— Stated goal —
Across the entries, how many lines have the string "text" in them? Reply with only a number.

>> Start Supplied data

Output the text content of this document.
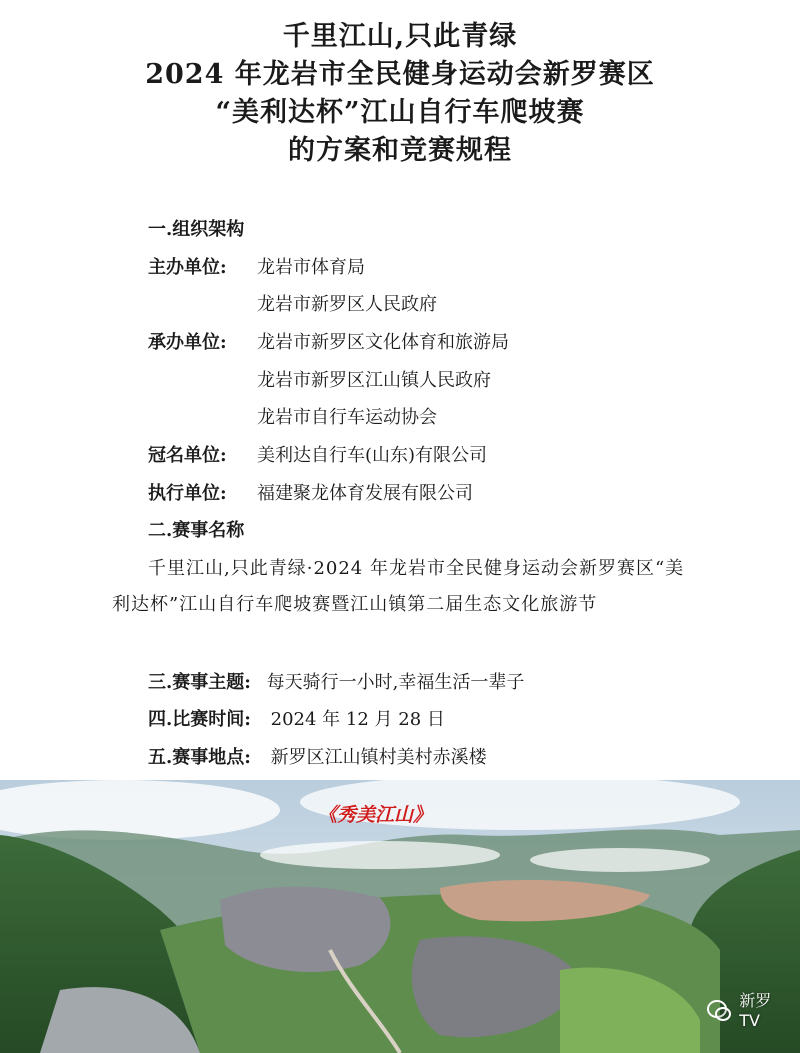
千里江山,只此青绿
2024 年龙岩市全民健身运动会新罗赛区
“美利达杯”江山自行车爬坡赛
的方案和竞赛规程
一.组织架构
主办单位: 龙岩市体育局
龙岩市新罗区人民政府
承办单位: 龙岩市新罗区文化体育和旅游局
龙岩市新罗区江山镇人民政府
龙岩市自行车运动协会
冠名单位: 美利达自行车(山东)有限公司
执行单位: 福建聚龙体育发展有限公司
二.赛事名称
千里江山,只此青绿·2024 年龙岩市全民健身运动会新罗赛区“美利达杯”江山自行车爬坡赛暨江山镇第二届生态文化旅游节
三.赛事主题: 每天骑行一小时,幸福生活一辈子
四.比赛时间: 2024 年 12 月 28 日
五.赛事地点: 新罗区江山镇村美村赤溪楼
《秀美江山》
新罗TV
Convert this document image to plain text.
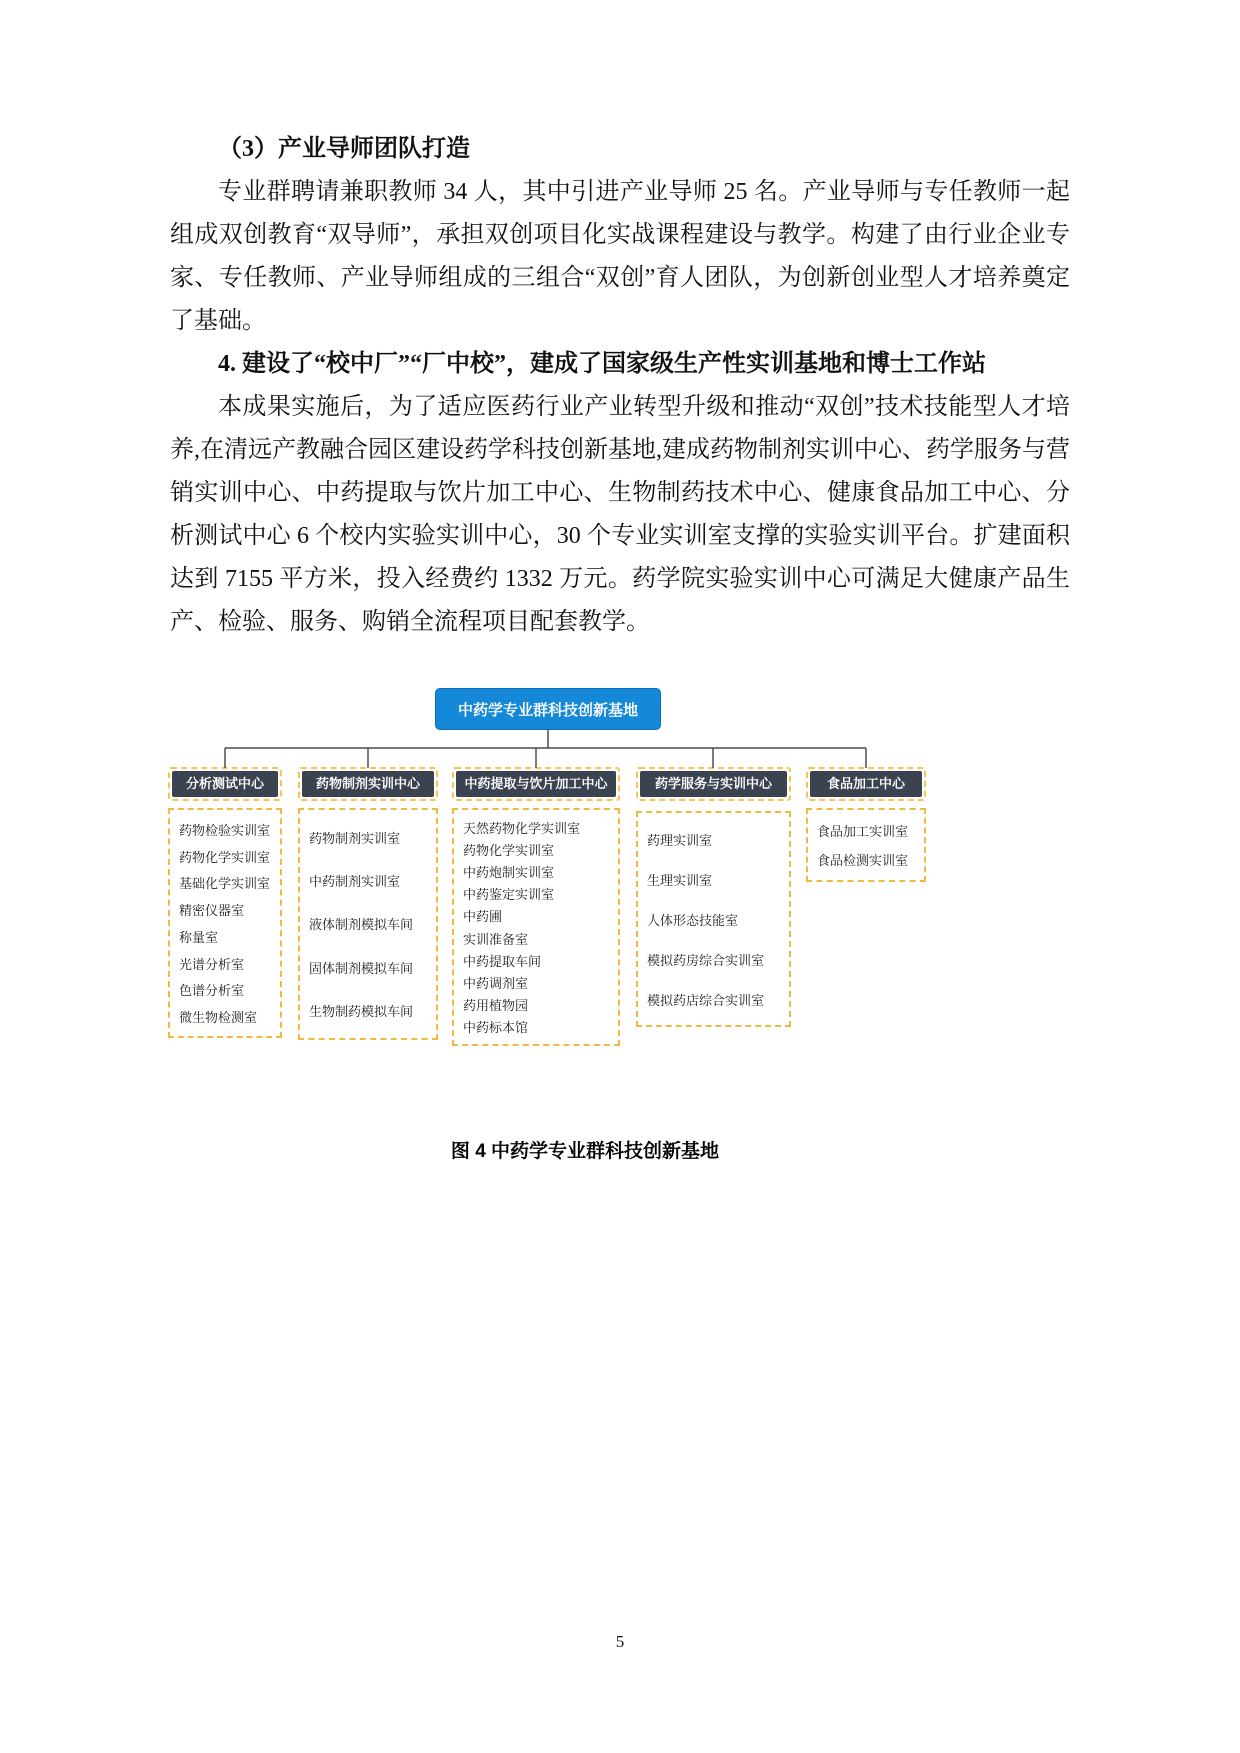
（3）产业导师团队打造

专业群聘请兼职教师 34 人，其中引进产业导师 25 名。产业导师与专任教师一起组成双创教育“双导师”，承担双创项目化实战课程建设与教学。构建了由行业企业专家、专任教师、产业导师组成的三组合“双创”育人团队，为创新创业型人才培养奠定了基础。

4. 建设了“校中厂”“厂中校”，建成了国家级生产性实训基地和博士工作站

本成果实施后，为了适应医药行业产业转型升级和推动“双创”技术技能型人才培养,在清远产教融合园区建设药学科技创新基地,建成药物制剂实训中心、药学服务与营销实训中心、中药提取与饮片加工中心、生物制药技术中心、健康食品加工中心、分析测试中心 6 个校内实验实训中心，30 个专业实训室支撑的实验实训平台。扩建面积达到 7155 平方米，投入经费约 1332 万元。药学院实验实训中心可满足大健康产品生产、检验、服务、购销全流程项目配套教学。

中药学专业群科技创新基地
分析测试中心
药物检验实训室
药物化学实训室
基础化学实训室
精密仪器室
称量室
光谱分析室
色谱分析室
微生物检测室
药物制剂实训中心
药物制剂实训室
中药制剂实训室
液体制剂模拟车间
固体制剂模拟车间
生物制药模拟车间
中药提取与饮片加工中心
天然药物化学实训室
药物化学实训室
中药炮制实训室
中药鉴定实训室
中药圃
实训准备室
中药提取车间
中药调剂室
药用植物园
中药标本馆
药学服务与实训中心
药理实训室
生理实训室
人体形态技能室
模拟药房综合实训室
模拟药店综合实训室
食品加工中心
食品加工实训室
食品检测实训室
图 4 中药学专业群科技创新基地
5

>> End Supplied data
>> Start Supplied data

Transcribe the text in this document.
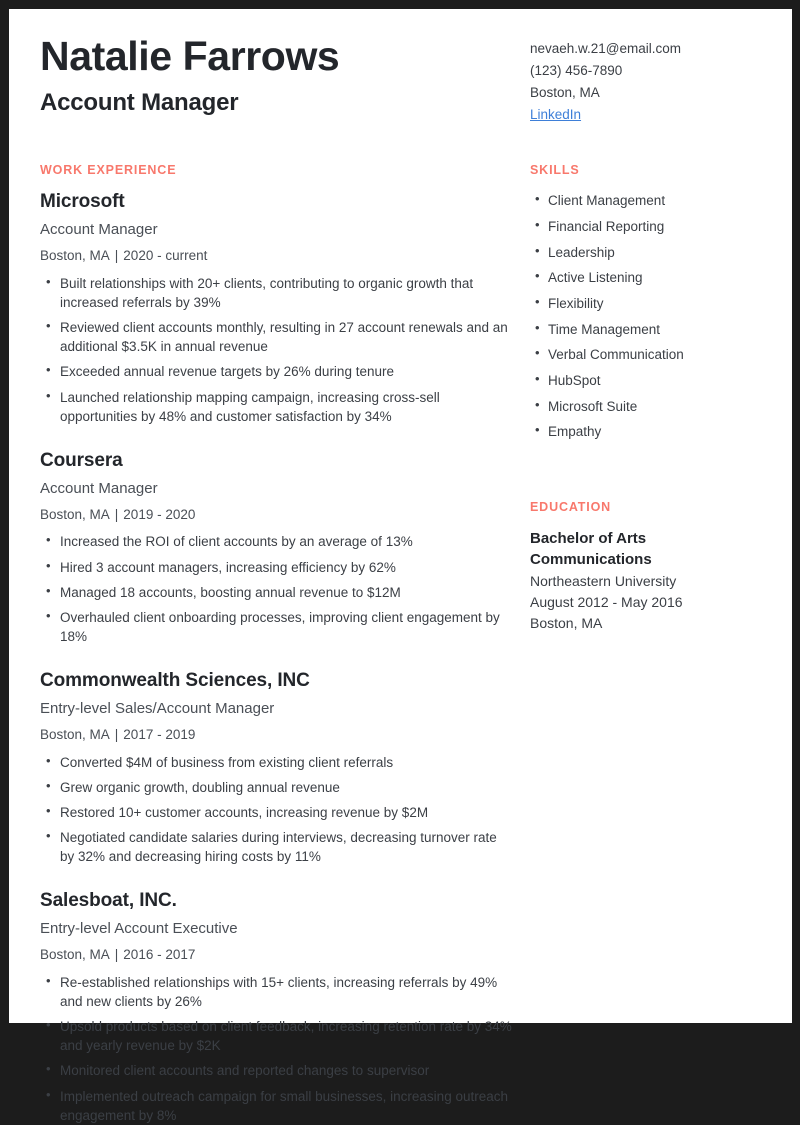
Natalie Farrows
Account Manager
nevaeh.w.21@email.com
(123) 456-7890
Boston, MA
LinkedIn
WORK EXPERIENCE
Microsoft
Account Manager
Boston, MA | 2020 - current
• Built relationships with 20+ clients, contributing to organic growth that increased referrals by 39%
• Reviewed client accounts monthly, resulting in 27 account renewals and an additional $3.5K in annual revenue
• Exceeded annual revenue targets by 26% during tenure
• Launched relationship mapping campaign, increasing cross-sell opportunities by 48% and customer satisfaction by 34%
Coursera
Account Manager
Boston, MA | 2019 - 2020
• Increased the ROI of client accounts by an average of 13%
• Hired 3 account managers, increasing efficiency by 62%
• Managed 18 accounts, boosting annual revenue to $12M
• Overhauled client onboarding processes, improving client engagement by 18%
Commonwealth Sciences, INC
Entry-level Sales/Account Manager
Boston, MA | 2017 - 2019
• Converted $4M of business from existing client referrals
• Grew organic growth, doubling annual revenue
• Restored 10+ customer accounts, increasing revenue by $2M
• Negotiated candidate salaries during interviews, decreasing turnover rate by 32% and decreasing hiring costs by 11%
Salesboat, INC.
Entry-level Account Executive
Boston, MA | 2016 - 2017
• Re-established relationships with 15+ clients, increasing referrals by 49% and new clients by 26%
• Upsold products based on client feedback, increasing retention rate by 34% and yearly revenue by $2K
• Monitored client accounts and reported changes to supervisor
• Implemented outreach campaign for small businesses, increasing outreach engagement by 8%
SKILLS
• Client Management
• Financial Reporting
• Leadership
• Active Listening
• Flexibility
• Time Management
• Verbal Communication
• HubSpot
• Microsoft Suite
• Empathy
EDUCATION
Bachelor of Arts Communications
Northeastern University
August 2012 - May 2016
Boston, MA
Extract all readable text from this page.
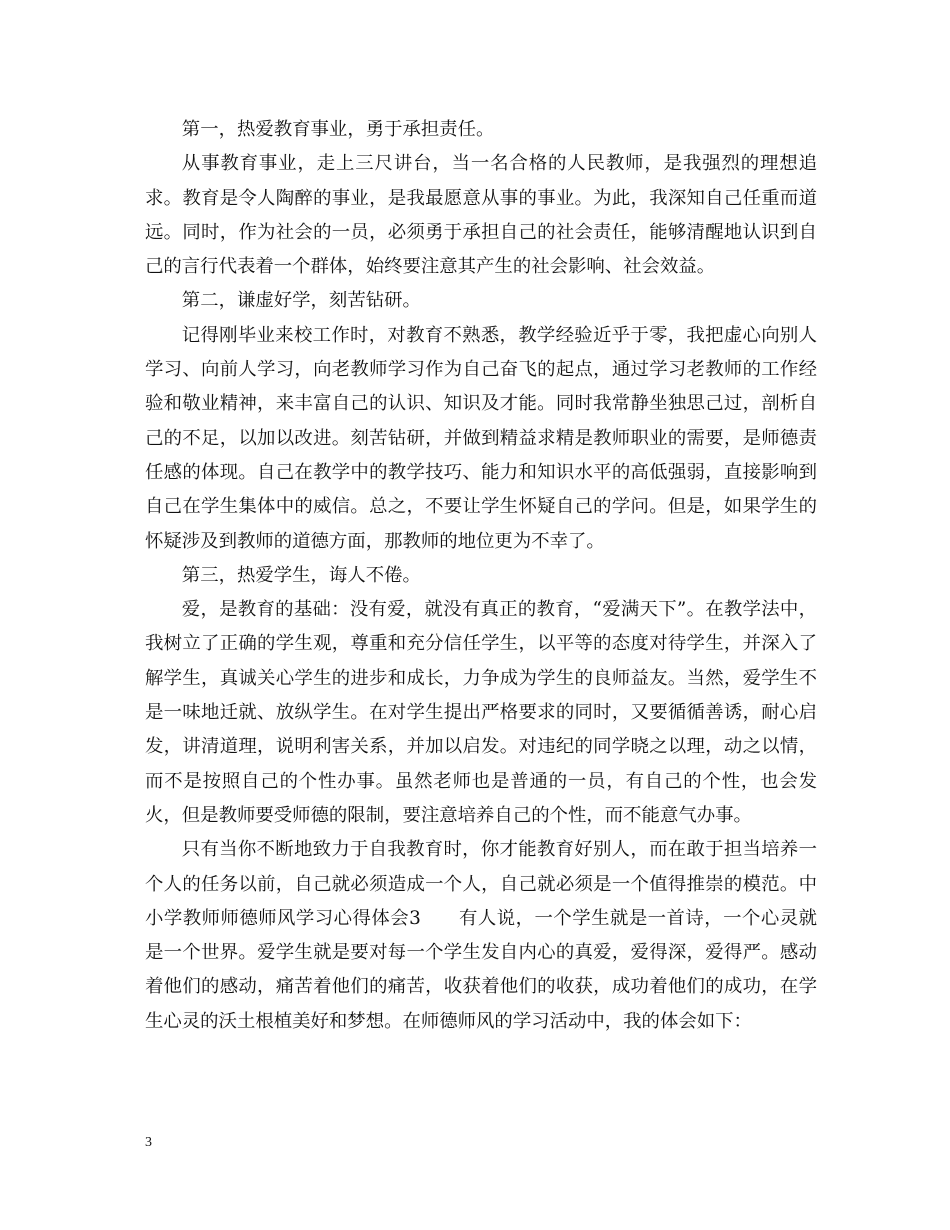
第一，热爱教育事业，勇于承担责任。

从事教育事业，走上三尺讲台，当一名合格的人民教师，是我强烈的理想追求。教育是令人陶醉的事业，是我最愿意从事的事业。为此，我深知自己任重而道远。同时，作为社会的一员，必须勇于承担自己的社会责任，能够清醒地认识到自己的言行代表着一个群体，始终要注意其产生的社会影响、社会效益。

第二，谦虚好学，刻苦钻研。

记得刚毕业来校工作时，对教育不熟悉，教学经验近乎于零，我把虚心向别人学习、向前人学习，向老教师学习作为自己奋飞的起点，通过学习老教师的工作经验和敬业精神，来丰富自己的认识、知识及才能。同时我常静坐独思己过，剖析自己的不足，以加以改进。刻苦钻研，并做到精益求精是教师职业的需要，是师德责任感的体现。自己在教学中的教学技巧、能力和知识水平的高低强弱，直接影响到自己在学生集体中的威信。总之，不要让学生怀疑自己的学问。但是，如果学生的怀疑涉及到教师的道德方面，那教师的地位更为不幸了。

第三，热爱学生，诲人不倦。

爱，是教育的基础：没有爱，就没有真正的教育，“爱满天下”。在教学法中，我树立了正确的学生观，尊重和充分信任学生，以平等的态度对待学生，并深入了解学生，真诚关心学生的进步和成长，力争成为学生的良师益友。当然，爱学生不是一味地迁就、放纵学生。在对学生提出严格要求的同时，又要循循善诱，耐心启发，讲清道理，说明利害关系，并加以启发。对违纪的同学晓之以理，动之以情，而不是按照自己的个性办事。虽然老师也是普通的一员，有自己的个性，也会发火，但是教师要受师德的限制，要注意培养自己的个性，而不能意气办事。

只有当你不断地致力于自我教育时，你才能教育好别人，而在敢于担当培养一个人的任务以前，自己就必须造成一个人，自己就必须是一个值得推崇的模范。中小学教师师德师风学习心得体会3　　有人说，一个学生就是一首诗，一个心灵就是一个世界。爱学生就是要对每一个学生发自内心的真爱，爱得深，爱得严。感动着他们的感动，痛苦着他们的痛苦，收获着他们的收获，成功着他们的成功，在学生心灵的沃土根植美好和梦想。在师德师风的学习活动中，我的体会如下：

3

>> End Supplied data

— Answer to this exercise —
4